▶ **Written problem**:
Tally the lines in the listing below that include "name". Answer with the count and nothing more.

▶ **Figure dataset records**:
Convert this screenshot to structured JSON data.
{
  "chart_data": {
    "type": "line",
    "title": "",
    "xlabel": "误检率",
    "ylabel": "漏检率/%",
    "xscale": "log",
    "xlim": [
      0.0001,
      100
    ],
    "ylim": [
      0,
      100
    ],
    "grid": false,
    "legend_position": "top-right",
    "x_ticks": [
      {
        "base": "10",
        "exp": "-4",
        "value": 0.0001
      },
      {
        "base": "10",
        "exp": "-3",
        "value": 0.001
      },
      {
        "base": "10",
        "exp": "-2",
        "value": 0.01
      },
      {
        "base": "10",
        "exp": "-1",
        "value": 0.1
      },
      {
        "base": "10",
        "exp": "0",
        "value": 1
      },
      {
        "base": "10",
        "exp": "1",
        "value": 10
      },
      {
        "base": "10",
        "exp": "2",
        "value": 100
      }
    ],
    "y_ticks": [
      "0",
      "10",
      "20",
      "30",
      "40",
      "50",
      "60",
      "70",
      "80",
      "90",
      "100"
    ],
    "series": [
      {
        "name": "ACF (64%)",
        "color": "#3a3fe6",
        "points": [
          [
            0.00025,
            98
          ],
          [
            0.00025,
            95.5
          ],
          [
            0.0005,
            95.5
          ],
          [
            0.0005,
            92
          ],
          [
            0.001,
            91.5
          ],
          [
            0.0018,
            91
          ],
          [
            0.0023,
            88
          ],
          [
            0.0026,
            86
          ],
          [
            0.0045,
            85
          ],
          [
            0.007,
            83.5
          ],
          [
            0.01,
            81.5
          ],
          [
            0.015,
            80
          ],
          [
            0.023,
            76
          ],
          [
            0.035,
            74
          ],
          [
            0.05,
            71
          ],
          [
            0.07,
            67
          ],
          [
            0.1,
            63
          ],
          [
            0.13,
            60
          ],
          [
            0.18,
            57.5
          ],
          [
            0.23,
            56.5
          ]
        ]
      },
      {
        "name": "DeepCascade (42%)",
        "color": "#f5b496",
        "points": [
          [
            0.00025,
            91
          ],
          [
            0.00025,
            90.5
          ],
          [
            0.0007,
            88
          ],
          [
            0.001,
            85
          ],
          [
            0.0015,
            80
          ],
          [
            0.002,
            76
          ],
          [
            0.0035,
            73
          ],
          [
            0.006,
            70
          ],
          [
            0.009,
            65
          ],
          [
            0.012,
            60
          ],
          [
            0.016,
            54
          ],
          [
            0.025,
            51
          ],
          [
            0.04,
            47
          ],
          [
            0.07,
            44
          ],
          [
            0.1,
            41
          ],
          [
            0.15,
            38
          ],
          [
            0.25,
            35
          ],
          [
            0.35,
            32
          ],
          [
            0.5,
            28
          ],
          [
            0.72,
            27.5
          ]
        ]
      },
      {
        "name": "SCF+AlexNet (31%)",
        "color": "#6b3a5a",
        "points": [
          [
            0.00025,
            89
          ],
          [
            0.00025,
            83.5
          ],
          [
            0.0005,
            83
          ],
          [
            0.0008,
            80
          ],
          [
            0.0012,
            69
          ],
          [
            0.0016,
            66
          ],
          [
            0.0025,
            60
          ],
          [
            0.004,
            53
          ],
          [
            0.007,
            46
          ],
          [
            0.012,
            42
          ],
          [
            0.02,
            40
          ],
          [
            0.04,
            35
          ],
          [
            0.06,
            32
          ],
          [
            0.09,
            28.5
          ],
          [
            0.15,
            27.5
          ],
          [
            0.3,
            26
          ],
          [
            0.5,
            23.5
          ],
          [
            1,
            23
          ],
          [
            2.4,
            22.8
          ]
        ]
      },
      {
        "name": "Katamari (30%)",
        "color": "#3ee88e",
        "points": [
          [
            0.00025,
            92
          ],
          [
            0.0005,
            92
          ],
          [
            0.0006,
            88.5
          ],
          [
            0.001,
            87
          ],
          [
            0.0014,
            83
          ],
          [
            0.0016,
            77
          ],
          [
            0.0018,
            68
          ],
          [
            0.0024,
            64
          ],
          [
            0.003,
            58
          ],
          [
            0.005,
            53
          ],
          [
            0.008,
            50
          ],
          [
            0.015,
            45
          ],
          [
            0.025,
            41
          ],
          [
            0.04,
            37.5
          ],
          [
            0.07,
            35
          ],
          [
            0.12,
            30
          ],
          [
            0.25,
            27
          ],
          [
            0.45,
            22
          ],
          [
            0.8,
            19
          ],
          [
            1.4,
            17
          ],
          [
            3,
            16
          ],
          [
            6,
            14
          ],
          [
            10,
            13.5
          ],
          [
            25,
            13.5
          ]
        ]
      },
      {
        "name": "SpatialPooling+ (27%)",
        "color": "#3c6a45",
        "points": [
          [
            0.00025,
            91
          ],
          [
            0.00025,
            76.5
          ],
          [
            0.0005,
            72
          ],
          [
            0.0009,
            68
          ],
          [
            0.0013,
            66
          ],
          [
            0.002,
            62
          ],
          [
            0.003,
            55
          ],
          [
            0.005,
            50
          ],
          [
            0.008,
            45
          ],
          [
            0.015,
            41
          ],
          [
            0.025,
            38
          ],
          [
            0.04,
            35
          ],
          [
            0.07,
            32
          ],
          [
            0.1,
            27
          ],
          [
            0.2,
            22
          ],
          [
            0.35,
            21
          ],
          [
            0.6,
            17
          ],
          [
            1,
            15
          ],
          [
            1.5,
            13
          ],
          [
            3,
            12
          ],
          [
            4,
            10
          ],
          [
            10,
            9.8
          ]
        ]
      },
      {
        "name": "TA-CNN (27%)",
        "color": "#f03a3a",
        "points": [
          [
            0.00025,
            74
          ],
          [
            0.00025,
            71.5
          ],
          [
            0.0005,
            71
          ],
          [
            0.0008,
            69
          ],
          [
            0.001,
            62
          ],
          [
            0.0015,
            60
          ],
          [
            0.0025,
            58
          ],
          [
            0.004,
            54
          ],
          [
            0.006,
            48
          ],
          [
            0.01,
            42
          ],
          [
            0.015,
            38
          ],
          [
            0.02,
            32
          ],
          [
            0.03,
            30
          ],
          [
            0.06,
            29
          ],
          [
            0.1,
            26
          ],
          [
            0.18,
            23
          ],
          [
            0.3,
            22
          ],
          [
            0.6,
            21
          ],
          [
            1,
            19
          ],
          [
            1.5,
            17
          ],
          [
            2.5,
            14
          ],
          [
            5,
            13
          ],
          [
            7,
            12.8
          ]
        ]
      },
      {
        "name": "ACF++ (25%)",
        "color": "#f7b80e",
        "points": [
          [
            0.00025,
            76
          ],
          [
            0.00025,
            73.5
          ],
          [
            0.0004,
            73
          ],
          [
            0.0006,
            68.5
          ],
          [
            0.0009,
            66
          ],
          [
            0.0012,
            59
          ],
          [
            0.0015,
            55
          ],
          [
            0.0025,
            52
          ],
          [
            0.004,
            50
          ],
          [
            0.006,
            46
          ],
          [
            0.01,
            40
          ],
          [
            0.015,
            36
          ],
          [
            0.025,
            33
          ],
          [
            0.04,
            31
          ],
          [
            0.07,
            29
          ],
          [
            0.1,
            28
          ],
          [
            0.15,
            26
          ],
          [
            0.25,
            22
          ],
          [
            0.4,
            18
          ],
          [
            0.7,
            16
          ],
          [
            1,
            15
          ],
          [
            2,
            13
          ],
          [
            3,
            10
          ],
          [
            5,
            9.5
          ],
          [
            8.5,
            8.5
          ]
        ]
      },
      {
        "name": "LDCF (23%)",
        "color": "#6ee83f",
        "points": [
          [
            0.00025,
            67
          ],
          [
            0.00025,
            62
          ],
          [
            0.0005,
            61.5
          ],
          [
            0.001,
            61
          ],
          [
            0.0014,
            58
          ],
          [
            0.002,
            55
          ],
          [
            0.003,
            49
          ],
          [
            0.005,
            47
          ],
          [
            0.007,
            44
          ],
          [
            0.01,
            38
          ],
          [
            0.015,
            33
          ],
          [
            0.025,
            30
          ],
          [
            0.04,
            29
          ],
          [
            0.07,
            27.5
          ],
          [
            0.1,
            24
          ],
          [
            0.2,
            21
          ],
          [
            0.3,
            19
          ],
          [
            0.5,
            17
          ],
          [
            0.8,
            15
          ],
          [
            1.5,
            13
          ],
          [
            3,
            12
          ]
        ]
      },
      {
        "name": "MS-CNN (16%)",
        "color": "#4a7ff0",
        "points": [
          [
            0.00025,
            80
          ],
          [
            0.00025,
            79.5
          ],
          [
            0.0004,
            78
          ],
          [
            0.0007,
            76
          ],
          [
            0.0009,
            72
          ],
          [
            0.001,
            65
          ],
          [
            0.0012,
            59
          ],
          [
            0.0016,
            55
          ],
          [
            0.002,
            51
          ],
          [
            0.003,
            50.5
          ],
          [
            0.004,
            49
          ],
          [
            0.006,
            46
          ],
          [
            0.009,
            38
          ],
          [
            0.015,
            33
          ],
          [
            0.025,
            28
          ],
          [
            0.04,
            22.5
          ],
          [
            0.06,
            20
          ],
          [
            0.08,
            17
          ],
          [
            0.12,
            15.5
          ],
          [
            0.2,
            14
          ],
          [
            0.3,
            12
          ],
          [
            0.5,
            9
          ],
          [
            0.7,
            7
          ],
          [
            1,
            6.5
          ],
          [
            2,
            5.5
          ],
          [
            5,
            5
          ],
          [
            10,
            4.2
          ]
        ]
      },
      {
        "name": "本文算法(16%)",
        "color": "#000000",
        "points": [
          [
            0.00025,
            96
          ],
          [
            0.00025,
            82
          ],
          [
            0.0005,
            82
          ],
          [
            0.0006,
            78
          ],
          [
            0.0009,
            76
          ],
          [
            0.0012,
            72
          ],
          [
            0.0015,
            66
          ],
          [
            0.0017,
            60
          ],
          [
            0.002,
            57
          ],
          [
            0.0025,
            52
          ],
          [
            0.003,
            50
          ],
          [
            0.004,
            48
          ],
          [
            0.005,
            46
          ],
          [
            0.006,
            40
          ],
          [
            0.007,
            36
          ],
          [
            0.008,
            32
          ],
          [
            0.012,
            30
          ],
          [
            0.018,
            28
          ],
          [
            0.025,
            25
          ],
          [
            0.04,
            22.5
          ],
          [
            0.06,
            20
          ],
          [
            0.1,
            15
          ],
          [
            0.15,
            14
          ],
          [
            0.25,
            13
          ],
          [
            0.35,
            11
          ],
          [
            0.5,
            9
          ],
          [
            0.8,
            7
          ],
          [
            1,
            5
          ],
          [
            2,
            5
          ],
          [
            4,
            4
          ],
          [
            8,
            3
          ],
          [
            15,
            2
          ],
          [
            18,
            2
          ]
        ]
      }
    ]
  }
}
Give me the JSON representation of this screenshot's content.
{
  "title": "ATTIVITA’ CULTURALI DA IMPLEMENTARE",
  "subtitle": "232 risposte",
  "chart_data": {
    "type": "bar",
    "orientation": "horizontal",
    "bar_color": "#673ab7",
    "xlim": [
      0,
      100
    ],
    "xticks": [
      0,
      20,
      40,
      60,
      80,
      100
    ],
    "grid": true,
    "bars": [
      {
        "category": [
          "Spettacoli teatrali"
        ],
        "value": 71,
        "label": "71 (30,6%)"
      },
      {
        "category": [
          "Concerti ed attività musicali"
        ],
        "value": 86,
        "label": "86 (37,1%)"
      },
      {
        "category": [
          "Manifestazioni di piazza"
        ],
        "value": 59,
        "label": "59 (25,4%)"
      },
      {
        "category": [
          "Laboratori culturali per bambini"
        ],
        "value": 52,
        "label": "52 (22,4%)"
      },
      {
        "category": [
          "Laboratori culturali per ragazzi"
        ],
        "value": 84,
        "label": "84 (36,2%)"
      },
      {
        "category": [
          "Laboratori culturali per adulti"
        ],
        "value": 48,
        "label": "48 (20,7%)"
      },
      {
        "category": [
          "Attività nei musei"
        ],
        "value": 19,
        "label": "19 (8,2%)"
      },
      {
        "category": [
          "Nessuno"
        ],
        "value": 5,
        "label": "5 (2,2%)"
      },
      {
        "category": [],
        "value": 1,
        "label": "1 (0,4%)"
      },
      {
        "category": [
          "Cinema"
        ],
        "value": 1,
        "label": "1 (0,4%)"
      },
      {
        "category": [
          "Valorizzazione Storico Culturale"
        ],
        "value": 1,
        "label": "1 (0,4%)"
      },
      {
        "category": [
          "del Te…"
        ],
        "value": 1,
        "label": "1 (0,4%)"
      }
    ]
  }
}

▶ **Result of this task**:
10